- **TEXT SHOWN**
Jump to content
DianeGannon

RV TIRE PRESSURE CONFUSION

Recommended Posts

I am a newbie to RV world and will soon embark on first adventure from Ohio to Florida in 2016 Newmar Mountain Aire. I was lucky to get each axle weighed by the Ohio state patrol.

Front axle 9000 lbs/97000...Mid/tag/dual  9100 lbs/8600 ...rear 6600 lbs/6300.  Front tires Michelin 365/70r 22.5, tag and rear 315/80r 22.  

The current cold  tire pressure in front tires is 110 psi. The tag axle cold tire pressure  is 80 psi, and rear at 110psi.  The tire pressure manufacturer tag/label  behind driver seat advises 125 to 130 psi in the tires. 

Michelin chart for tires advises as I evaluate the chart tells me front ok at 110-115 psi. Based on axle weight rear at 85-90 psi.  What should tag and rear pressures be ? What say you for correct tire pressure. I thank you in advance for your help.

315/80R22.5 L
X® LINE ENERGY Z COACH X® MULTIWAY 3D XZE®
PSI 85 90 95 100 105 110 115 120 125 130 Maximum load & pressure on sidewall
kPa 590 620 660 690 720 760 790 830 860 900
LBS Single 6415 6670 6940 7190 7440 7610 7920 8270 8690 9090 S 9090 LBS at 130 PSI
Dual 11680 12140 12790 13090 13540 13880 14420 15220 15820 16540 D 8270 LBS at 130 PSI
KG Single 2910 3030 3150 3260 3370 3450 3590 3750 3940 4125 S 4125 KG at 900 kPa
Dual 5300 5500 5800 5940 6140 6300 6540 6900 7180 7500 D 3750 KG at 900 kPa
365/70R22.5 L
XZA®
PSI 80 85 90 95 100 105 110 115 120 125 Maximum load & pressure on sidewall
kPa 550 590 620 660 690 720 760 790 830 860
LBS Single 7350 7710 8070 8430 8780 9130 9480 9820 10200 10500 S N/A
Dual N/A N/A N/A N/A N/A N/A N/A N/A N/A N/A D N/A
KG Single 3320 3510 3660 3840 3980 4120 4300 4440 4620 4750 S N/A
Dual N/A N/A N/A N/A N/A N/A N/A N/A N/A N/A D N/A

KG

Share this post


Link to post
Share on other sites
21 hours ago, DianeGannon said:

I am a newbie to RV world and will soon embark on first adventure from Ohio to Florida in 2016 Newmar Mountain Aire.

Congratulations on starting your adventure. As you have the weights and the charts you are good to go. I recommend a cushion over what the chart says. Something like 10% or I just use 10 lbs as it is easier.:P Remember the pressure in the chart is the MINIMUM to carry the weight safely.

Bill

Share this post


Link to post
Share on other sites

Welcome.

(Stored data)

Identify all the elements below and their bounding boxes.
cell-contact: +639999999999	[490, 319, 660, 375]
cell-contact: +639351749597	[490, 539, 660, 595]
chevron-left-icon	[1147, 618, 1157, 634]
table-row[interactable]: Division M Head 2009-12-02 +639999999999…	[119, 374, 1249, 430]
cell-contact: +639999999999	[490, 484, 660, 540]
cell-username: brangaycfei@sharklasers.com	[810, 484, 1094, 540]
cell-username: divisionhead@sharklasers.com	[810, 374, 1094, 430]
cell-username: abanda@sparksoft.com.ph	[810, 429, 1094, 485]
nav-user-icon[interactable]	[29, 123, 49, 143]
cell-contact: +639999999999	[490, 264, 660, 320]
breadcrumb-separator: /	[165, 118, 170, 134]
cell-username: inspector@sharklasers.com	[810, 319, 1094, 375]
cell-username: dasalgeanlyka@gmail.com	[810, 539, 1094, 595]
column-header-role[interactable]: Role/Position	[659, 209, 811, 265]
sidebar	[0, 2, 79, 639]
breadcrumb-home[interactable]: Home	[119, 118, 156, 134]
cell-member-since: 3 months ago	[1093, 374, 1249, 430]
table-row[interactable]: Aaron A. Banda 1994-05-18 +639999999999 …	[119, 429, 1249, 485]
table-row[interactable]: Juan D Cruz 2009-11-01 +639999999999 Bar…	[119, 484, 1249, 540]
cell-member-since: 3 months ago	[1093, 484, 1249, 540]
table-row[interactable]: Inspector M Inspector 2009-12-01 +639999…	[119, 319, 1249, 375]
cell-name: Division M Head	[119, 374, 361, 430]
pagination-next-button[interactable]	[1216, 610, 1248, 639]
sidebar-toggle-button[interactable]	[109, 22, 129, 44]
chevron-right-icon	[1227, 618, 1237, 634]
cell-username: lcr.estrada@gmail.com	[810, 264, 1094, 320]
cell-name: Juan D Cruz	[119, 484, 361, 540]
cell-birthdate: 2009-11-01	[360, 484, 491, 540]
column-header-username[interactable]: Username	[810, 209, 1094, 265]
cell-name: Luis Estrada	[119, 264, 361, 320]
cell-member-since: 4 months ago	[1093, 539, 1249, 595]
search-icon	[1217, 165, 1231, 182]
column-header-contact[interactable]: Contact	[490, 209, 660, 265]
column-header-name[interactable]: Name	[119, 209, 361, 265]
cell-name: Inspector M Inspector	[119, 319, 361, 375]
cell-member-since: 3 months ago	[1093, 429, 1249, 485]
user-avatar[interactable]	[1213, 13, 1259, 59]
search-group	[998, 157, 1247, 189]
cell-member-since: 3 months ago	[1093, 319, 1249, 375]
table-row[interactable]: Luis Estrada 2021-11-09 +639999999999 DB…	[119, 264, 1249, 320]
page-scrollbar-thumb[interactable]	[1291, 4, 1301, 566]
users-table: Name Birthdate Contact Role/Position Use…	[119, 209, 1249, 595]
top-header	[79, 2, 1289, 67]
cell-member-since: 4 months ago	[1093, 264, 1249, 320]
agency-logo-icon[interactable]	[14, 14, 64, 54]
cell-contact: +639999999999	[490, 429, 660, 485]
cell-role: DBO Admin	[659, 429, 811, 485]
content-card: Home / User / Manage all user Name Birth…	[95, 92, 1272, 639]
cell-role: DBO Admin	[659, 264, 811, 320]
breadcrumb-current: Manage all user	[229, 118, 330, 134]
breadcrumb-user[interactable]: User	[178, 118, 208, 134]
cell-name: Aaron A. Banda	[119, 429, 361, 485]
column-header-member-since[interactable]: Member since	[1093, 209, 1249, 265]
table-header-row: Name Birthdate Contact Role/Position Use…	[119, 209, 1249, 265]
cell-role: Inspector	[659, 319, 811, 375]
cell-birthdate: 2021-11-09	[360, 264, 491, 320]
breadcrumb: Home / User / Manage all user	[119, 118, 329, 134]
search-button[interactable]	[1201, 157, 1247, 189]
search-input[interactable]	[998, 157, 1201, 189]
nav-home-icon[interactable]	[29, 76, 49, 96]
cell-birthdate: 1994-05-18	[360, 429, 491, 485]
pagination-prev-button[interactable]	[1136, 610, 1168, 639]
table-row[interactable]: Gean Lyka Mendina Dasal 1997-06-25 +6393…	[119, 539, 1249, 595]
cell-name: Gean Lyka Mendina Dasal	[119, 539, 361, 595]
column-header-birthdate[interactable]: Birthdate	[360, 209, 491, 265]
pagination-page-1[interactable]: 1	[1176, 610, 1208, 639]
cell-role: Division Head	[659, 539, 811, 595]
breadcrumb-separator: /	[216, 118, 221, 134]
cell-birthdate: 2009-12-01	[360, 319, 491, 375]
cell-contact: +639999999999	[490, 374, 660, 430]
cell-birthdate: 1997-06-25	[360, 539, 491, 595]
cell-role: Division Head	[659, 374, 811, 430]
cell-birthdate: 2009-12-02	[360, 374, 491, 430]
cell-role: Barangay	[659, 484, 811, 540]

- **ACTIVITIES**
• 1. List each axle and its current cold tire pressure as the poster states them in the RV tire pressure thread.
• 2. Extend the RV tire pressure thread, picking up after its final line.

- **WRITTEN ANSWERS**
• 1.
Front: 110 psi
Tag: 80 psi
Rear: 110 psi

• 2.
I have a AC Tradition 45', run BF Goodrich 315/80/22.5, at 115 psi & that includes an extra 10 psi for my weight.  Every 2 years, I remove everything out of bays, then put back those items that we have used during the past 2 years. The items that stays out, we weigh and subtract from coach weight.  Same with all can goods & clothing in coach!  We still have 3 houses between us, so we are not full time.

Share this post


Link to post
Share on other sites

It looks to me like you would be fine with 115 in steer axle and 90-95 in the other six, unless you are pulling a large trailer with a lot of tongue weight on your hitch.  Is you coach equipped with some type of TPMS?

Share this post


Link to post
Share on other sites
13 hours ago, WILDEBILL308 said:

Congratulations on starting your adventure. As you have the weights and the charts you are good to go. I recommend a cushion over what the chart says. Something like 10% or I just use 10 lbs as it is easier.:P Remember the pressure in the chart is the MINIMUM to carry the weight safely.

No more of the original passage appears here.